[Element and region records]
····················

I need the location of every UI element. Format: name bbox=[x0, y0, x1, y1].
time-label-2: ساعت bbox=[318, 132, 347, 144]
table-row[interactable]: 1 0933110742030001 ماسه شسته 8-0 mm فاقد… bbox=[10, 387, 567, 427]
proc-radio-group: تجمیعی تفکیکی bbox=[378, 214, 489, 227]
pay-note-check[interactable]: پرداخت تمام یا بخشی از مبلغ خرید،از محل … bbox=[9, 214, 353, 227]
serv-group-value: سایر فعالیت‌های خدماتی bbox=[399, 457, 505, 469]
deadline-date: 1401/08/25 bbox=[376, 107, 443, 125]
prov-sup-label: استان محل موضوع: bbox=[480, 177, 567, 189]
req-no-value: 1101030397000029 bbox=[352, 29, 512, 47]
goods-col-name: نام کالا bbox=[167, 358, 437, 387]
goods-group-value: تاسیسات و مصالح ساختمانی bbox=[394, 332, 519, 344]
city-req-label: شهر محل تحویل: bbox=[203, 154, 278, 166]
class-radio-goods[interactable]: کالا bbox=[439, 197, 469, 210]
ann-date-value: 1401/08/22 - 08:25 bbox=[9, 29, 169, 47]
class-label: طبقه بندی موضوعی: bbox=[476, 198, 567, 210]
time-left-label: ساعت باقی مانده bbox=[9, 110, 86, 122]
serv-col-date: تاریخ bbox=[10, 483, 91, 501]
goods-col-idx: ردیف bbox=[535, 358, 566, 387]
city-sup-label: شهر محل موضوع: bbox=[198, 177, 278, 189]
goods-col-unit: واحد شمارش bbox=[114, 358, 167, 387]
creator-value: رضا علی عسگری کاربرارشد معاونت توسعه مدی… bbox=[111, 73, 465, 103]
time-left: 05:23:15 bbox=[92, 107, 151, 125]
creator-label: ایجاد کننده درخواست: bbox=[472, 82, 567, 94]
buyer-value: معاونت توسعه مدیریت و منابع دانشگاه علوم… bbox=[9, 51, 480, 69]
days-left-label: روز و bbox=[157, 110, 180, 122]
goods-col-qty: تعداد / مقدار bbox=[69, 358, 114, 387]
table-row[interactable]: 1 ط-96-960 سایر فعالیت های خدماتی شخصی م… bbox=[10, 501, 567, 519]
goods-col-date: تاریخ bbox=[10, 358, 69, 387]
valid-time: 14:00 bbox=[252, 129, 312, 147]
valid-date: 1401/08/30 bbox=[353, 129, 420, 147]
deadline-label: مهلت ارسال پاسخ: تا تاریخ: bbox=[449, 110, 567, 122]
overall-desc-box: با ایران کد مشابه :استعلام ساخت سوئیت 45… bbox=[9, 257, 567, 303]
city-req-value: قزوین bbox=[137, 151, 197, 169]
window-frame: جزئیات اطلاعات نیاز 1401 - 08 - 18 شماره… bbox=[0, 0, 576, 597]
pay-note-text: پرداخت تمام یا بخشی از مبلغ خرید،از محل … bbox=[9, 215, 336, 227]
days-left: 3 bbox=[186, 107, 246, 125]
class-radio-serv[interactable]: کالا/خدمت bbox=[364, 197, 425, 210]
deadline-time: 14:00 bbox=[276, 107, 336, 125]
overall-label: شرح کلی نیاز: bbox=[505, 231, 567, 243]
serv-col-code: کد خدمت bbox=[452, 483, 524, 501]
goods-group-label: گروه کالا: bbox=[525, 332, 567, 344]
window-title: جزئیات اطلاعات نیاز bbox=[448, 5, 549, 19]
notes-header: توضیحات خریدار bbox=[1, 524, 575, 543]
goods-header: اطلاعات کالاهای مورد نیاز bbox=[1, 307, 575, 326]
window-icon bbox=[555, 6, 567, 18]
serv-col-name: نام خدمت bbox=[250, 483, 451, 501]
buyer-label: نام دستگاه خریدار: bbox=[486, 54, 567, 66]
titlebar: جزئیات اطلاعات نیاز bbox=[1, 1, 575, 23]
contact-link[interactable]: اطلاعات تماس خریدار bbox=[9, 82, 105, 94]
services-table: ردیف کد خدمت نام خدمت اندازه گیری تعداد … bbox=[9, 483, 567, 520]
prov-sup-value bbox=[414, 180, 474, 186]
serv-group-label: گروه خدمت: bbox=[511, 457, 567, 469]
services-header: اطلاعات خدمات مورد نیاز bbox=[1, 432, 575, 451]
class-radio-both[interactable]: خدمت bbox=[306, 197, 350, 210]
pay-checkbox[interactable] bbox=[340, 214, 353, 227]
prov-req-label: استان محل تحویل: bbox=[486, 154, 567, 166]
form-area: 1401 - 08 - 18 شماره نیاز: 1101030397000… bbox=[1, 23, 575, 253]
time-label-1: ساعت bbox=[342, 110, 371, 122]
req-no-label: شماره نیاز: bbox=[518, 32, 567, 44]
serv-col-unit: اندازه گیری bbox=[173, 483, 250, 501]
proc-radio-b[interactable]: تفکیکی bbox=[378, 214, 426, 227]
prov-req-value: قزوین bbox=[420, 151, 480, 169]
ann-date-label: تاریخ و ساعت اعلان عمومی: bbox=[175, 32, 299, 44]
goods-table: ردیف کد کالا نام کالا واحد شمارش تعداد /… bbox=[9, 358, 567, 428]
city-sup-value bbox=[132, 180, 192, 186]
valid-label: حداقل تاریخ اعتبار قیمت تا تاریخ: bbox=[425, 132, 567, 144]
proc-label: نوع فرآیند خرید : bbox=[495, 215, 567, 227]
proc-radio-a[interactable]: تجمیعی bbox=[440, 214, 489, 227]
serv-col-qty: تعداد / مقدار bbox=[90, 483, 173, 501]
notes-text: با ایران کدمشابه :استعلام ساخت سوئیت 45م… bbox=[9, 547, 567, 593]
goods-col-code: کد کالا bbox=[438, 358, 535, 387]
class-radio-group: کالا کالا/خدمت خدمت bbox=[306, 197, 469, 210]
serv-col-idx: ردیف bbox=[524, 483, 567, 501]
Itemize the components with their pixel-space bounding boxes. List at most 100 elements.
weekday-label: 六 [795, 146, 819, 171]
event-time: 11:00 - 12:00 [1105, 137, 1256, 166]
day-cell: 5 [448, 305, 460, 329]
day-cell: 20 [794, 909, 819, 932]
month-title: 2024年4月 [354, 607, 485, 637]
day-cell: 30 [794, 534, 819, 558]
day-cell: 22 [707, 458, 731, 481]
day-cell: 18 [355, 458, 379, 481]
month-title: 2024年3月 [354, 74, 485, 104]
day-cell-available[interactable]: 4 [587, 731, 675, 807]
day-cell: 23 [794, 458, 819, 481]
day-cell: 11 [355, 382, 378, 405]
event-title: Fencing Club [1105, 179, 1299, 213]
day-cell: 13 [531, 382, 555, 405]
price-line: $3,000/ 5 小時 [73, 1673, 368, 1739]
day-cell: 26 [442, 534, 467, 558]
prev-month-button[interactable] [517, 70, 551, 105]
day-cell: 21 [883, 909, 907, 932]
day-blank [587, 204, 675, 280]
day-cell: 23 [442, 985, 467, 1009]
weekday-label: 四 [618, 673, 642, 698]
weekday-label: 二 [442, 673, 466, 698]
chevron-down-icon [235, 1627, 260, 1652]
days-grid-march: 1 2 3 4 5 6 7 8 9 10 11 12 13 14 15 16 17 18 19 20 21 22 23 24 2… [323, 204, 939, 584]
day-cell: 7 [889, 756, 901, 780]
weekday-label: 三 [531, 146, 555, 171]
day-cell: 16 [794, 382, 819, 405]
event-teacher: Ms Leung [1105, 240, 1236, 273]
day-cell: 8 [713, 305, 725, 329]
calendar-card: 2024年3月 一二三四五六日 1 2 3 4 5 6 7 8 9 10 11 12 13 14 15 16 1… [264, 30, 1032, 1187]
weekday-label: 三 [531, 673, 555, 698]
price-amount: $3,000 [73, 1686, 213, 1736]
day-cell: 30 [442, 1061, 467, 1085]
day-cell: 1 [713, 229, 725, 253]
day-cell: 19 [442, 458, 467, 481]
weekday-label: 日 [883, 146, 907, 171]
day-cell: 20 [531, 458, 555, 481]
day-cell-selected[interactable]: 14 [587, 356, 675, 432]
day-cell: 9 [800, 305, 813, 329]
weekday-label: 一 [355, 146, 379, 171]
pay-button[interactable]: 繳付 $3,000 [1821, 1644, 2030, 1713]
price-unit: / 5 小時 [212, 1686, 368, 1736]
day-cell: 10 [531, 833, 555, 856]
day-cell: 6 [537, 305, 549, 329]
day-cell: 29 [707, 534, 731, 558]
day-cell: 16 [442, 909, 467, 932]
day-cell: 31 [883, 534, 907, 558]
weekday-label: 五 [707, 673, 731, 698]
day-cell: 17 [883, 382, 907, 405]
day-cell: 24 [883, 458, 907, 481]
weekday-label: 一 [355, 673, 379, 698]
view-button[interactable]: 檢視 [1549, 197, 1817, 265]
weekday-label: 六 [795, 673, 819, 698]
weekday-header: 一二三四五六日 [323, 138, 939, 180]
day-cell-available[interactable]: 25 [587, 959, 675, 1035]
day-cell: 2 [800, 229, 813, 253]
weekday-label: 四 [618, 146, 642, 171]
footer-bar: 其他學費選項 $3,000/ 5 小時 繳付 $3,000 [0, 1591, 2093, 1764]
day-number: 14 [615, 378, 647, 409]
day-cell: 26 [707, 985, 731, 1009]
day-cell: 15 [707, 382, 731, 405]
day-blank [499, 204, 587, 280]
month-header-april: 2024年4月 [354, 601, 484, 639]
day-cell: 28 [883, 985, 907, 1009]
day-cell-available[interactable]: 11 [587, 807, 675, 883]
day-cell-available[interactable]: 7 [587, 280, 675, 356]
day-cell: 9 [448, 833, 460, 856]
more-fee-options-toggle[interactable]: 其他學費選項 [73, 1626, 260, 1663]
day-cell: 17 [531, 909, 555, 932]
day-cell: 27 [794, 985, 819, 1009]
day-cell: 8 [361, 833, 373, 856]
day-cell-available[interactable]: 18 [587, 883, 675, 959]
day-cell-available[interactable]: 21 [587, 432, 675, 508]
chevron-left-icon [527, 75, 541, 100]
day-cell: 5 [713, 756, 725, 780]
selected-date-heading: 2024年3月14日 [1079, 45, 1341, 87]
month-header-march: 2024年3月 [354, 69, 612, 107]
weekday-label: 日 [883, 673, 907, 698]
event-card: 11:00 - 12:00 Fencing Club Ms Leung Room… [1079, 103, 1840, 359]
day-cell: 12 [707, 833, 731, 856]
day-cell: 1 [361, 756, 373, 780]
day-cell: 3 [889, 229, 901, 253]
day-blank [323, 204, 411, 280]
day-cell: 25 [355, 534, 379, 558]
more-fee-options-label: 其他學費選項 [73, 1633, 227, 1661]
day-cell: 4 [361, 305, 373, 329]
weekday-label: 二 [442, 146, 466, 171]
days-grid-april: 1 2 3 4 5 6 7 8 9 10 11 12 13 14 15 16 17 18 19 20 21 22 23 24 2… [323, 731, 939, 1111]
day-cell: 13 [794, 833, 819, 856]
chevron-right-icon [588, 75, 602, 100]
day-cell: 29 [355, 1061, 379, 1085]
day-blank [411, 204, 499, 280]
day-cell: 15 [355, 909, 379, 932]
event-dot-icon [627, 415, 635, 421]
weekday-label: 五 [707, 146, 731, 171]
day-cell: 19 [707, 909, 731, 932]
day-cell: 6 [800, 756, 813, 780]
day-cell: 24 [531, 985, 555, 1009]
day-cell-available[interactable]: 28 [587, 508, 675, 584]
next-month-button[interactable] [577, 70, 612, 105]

····················

### Challenge
Starting from the first line of the records and ending with the line that contains "table-row[interactable]: 1 ط-96-960", give those lines as a Markdown table with the columns "No." and "Entry", skipping any blank lines.

### Written answer
| No. | Entry |
|---|---|
| 1 | I need the location of every UI element. Format: name bbox=[x0, y0, x1, y1]. |
| 2 | time-label-2: ساعت bbox=[318, 132, 347, 144] |
| 3 | table-row[interactable]: 1 0933110742030001 ماسه شسته 8-0 mm فاقد… bbox=[10, 387, 567, 427] |
| 4 | proc-radio-group: تجمیعی تفکیکی bbox=[378, 214, 489, 227] |
| 5 | pay-note-check[interactable]: پرداخت تمام یا بخشی از مبلغ خرید،از محل … bbox=[9, 214, 353, 227] |
| 6 | serv-group-value: سایر فعالیت‌های خدماتی bbox=[399, 457, 505, 469] |
| 7 | deadline-date: 1401/08/25 bbox=[376, 107, 443, 125] |
| 8 | prov-sup-label: استان محل موضوع: bbox=[480, 177, 567, 189] |
| 9 | req-no-value: 1101030397000029 bbox=[352, 29, 512, 47] |
| 10 | goods-col-name: نام کالا bbox=[167, 358, 437, 387] |
| 11 | goods-group-value: تاسیسات و مصالح ساختمانی bbox=[394, 332, 519, 344] |
| 12 | city-req-label: شهر محل تحویل: bbox=[203, 154, 278, 166] |
| 13 | class-radio-goods[interactable]: کالا bbox=[439, 197, 469, 210] |
| 14 | ann-date-value: 1401/08/22 - 08:25 bbox=[9, 29, 169, 47] |
| 15 | class-label: طبقه بندی موضوعی: bbox=[476, 198, 567, 210] |
| 16 | time-left-label: ساعت باقی مانده bbox=[9, 110, 86, 122] |
| 17 | serv-col-date: تاریخ bbox=[10, 483, 91, 501] |
| 18 | goods-col-idx: ردیف bbox=[535, 358, 566, 387] |
| 19 | city-sup-label: شهر محل موضوع: bbox=[198, 177, 278, 189] |
| 20 | goods-col-unit: واحد شمارش bbox=[114, 358, 167, 387] |
| 21 | creator-value: رضا علی عسگری کاربرارشد معاونت توسعه مدی… bbox=[111, 73, 465, 103] |
| 22 | time-left: 05:23:15 bbox=[92, 107, 151, 125] |
| 23 | creator-label: ایجاد کننده درخواست: bbox=[472, 82, 567, 94] |
| 24 | buyer-value: معاونت توسعه مدیریت و منابع دانشگاه علوم… bbox=[9, 51, 480, 69] |
| 25 | days-left-label: روز و bbox=[157, 110, 180, 122] |
| 26 | goods-col-qty: تعداد / مقدار bbox=[69, 358, 114, 387] |
| 27 | table-row[interactable]: 1 ط-96-960 سایر فعالیت های خدماتی شخصی م… bbox=[10, 501, 567, 519] |